A square is drawn by joining mid point of the sides of a square. Another square is drawn inside the second square in the same way and the process is continued infinitely. If the side of the first square is 16 cm, then what is the sum of the areas of all the squares ?

Let a be the side lengh of square, than
`AB=BC=CD=DA=a`
`therefore` E,F,G,H are the mid-points of AB,BC,CD and DA, respectively.
`therefore EF=FG=GH=HE=(a)/(sqrt(2))`
and I,J,K,L are the mid-points of EF,FG,GH and HE, respectively.

■ INFORMATION SHOWN:
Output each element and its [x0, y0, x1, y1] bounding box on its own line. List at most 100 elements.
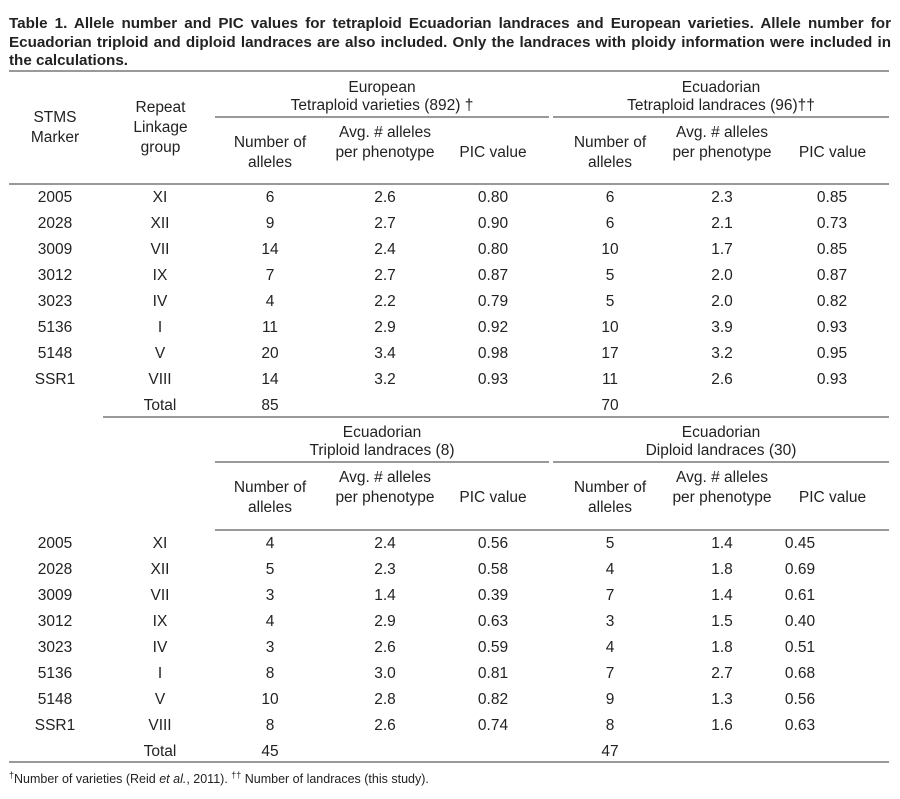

■ WORK INSTRUCTIONS:
Write out the nested-squares problem above again in full, word for word.

■ THE RESULT:
A square is drawn by joining mid point of the sides of a square. Another square is drawn inside the second square in the same way and the process is continued infinitely. If the side of the first square is 16 cm, then what is the sum of the areas of all the squares ?

Let a be the side lengh of square, than
`AB=BC=CD=DA=a`
`therefore` E,F,G,H are the mid-points of AB,BC,CD and DA, respectively.
`therefore EF=FG=GH=HE=(a)/(sqrt(2))`
and I,J,K,L are the mid-points of EF,FG,GH and HE, respectively.